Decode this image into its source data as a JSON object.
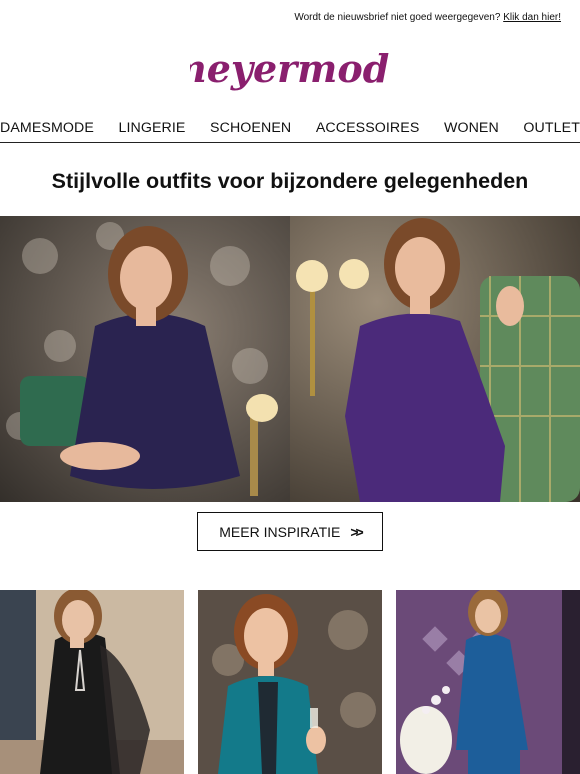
{
  "topbar": {
    "text": "Wordt de nieuwsbrief niet goed weergegeven?",
    "link": "Klik dan hier!"
  },
  "brand": {
    "logo_text": "meyermode",
    "color": "#8a1f6e"
  },
  "nav": {
    "items": [
      "DAMESMODE",
      "LINGERIE",
      "SCHOENEN",
      "ACCESSOIRES",
      "WONEN",
      "OUTLET"
    ]
  },
  "headline": "Stijlvolle outfits voor bijzondere gelegenheden",
  "cta": {
    "label": "MEER INSPIRATIE",
    "icon": "double-chevron-right-icon"
  },
  "colors": {
    "dress_navy": "#2a2350",
    "top_purple": "#4b2a7a",
    "teal_jacket": "#137a8a",
    "blue_outfit": "#1d5e9a"
  }
}
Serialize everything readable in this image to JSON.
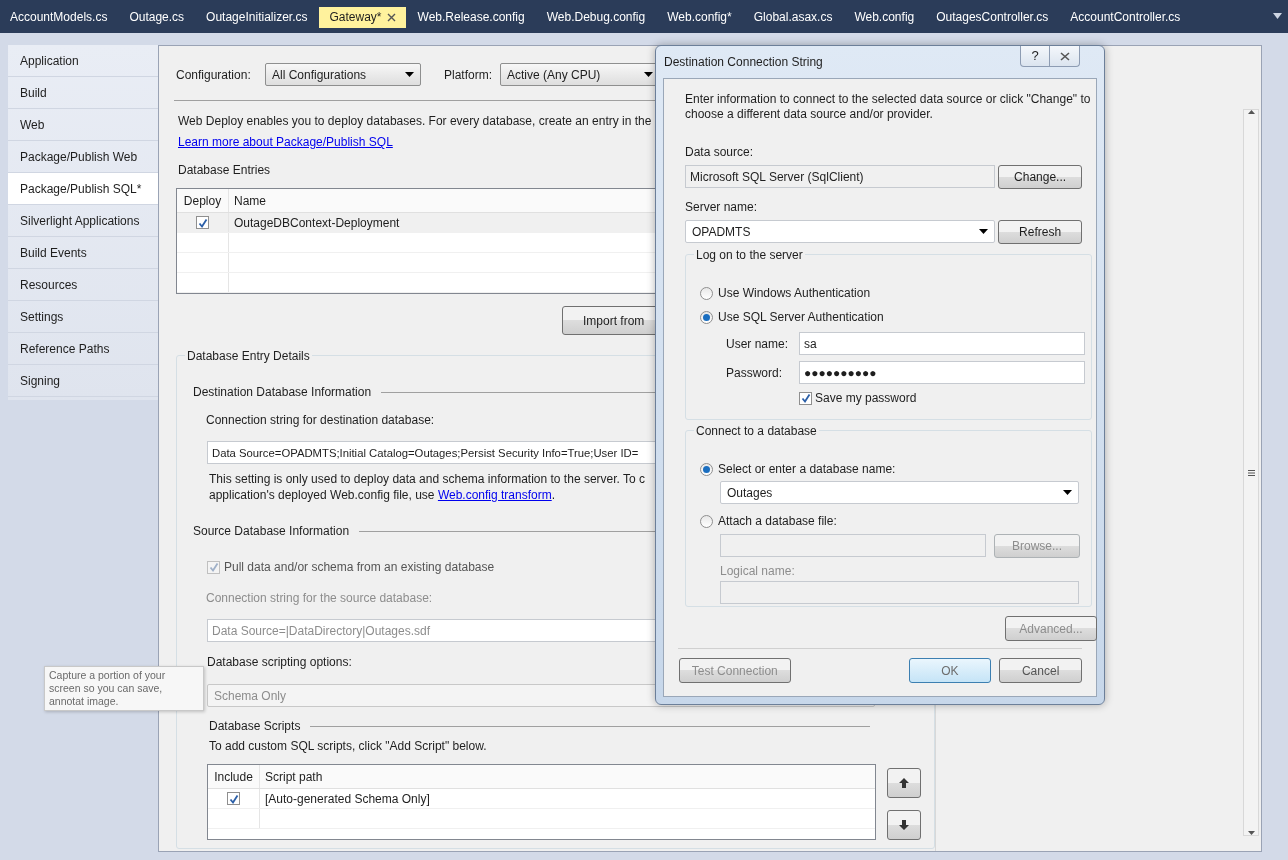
******************************
Pick out each line above that includes "JSON" and show it.

Decode this image into its source data as a JSON object.
Serialize everything readable in this image to JSON.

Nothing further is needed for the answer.